Data entries
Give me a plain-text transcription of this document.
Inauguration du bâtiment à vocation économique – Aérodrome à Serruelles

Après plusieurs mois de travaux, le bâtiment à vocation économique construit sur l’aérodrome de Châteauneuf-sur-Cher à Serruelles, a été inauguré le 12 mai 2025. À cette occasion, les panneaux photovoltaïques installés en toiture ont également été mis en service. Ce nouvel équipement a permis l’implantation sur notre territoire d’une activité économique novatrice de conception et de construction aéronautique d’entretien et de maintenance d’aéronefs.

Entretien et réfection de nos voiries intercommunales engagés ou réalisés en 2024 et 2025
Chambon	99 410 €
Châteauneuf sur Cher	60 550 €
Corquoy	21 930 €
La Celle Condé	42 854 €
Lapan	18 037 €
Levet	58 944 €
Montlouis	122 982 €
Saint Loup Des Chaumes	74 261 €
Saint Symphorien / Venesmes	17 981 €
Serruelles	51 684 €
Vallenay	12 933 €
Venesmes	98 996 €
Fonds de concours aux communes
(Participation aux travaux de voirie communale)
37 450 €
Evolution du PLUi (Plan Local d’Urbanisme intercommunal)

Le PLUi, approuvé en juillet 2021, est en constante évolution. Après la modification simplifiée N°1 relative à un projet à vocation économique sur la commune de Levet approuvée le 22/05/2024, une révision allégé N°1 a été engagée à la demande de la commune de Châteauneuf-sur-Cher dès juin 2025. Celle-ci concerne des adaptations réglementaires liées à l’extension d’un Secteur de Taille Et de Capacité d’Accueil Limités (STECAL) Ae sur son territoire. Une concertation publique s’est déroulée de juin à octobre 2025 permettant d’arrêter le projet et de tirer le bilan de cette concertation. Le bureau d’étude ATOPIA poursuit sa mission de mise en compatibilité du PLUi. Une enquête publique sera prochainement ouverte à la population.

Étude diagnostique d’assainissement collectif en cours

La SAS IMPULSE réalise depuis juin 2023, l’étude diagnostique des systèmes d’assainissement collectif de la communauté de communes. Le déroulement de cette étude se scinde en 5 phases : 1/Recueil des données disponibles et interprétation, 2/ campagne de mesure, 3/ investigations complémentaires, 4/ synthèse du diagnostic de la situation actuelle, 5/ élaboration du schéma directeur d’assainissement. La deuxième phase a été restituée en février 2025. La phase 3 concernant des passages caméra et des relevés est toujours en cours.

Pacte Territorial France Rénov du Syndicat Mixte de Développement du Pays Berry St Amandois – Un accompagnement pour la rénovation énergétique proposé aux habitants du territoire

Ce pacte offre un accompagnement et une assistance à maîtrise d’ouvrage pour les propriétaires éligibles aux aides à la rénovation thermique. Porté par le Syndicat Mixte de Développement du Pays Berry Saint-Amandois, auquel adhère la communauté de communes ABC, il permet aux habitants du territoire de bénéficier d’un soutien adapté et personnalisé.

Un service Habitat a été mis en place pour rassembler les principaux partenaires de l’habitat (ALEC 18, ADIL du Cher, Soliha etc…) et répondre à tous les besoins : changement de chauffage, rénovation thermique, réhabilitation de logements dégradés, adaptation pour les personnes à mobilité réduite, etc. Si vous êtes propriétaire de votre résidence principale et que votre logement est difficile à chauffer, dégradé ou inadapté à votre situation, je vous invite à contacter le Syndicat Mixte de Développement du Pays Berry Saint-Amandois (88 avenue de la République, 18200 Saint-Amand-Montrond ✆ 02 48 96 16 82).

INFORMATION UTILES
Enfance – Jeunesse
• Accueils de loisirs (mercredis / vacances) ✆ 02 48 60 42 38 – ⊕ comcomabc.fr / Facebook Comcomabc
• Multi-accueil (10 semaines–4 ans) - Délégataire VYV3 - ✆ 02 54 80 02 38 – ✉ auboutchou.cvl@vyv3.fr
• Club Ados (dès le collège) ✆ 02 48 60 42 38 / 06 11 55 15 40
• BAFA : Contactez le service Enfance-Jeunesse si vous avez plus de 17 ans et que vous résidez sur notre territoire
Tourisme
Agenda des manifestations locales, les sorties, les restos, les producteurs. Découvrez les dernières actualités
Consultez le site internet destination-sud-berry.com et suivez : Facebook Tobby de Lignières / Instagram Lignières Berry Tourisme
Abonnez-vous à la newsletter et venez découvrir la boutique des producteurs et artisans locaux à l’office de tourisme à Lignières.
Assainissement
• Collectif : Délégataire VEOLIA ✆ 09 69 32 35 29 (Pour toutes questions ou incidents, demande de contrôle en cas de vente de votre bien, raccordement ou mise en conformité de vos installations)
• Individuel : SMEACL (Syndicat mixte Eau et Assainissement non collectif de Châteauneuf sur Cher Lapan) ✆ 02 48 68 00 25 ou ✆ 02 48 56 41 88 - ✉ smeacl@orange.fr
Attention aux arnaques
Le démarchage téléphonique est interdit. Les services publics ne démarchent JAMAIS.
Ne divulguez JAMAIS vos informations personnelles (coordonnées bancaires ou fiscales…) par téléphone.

◆ **Short problem**
Please copy out each record, character for character.

◆ **Final result**
Give me a plain-text transcription of this document.
Inauguration du bâtiment à vocation économique – Aérodrome à Serruelles

Après plusieurs mois de travaux, le bâtiment à vocation économique construit sur l’aérodrome de Châteauneuf-sur-Cher à Serruelles, a été inauguré le 12 mai 2025. À cette occasion, les panneaux photovoltaïques installés en toiture ont également été mis en service. Ce nouvel équipement a permis l’implantation sur notre territoire d’une activité économique novatrice de conception et de construction aéronautique d’entretien et de maintenance d’aéronefs.

Entretien et réfection de nos voiries intercommunales engagés ou réalisés en 2024 et 2025
Chambon	99 410 €
Châteauneuf sur Cher	60 550 €
Corquoy	21 930 €
La Celle Condé	42 854 €
Lapan	18 037 €
Levet	58 944 €
Montlouis	122 982 €
Saint Loup Des Chaumes	74 261 €
Saint Symphorien / Venesmes	17 981 €
Serruelles	51 684 €
Vallenay	12 933 €
Venesmes	98 996 €
Fonds de concours aux communes
(Participation aux travaux de voirie communale)
37 450 €
Evolution du PLUi (Plan Local d’Urbanisme intercommunal)

Le PLUi, approuvé en juillet 2021, est en constante évolution. Après la modification simplifiée N°1 relative à un projet à vocation économique sur la commune de Levet approuvée le 22/05/2024, une révision allégé N°1 a été engagée à la demande de la commune de Châteauneuf-sur-Cher dès juin 2025. Celle-ci concerne des adaptations réglementaires liées à l’extension d’un Secteur de Taille Et de Capacité d’Accueil Limités (STECAL) Ae sur son territoire. Une concertation publique s’est déroulée de juin à octobre 2025 permettant d’arrêter le projet et de tirer le bilan de cette concertation. Le bureau d’étude ATOPIA poursuit sa mission de mise en compatibilité du PLUi. Une enquête publique sera prochainement ouverte à la population.

Étude diagnostique d’assainissement collectif en cours

La SAS IMPULSE réalise depuis juin 2023, l’étude diagnostique des systèmes d’assainissement collectif de la communauté de communes. Le déroulement de cette étude se scinde en 5 phases : 1/Recueil des données disponibles et interprétation, 2/ campagne de mesure, 3/ investigations complémentaires, 4/ synthèse du diagnostic de la situation actuelle, 5/ élaboration du schéma directeur d’assainissement. La deuxième phase a été restituée en février 2025. La phase 3 concernant des passages caméra et des relevés est toujours en cours.

Pacte Territorial France Rénov du Syndicat Mixte de Développement du Pays Berry St Amandois – Un accompagnement pour la rénovation énergétique proposé aux habitants du territoire

Ce pacte offre un accompagnement et une assistance à maîtrise d’ouvrage pour les propriétaires éligibles aux aides à la rénovation thermique. Porté par le Syndicat Mixte de Développement du Pays Berry Saint-Amandois, auquel adhère la communauté de communes ABC, il permet aux habitants du territoire de bénéficier d’un soutien adapté et personnalisé.

Un service Habitat a été mis en place pour rassembler les principaux partenaires de l’habitat (ALEC 18, ADIL du Cher, Soliha etc…) et répondre à tous les besoins : changement de chauffage, rénovation thermique, réhabilitation de logements dégradés, adaptation pour les personnes à mobilité réduite, etc. Si vous êtes propriétaire de votre résidence principale et que votre logement est difficile à chauffer, dégradé ou inadapté à votre situation, je vous invite à contacter le Syndicat Mixte de Développement du Pays Berry Saint-Amandois (88 avenue de la République, 18200 Saint-Amand-Montrond ✆ 02 48 96 16 82).

INFORMATION UTILES
Enfance – Jeunesse
• Accueils de loisirs (mercredis / vacances) ✆ 02 48 60 42 38 – ⊕ comcomabc.fr / Facebook Comcomabc
• Multi-accueil (10 semaines–4 ans) - Délégataire VYV3 - ✆ 02 54 80 02 38 – ✉ auboutchou.cvl@vyv3.fr
• Club Ados (dès le collège) ✆ 02 48 60 42 38 / 06 11 55 15 40
• BAFA : Contactez le service Enfance-Jeunesse si vous avez plus de 17 ans et que vous résidez sur notre territoire
Tourisme
Agenda des manifestations locales, les sorties, les restos, les producteurs. Découvrez les dernières actualités
Consultez le site internet destination-sud-berry.com et suivez : Facebook Tobby de Lignières / Instagram Lignières Berry Tourisme
Abonnez-vous à la newsletter et venez découvrir la boutique des producteurs et artisans locaux à l’office de tourisme à Lignières.
Assainissement
• Collectif : Délégataire VEOLIA ✆ 09 69 32 35 29 (Pour toutes questions ou incidents, demande de contrôle en cas de vente de votre bien, raccordement ou mise en conformité de vos installations)
• Individuel : SMEACL (Syndicat mixte Eau et Assainissement non collectif de Châteauneuf sur Cher Lapan) ✆ 02 48 68 00 25 ou ✆ 02 48 56 41 88 - ✉ smeacl@orange.fr
Attention aux arnaques
Le démarchage téléphonique est interdit. Les services publics ne démarchent JAMAIS.
Ne divulguez JAMAIS vos informations personnelles (coordonnées bancaires ou fiscales…) par téléphone.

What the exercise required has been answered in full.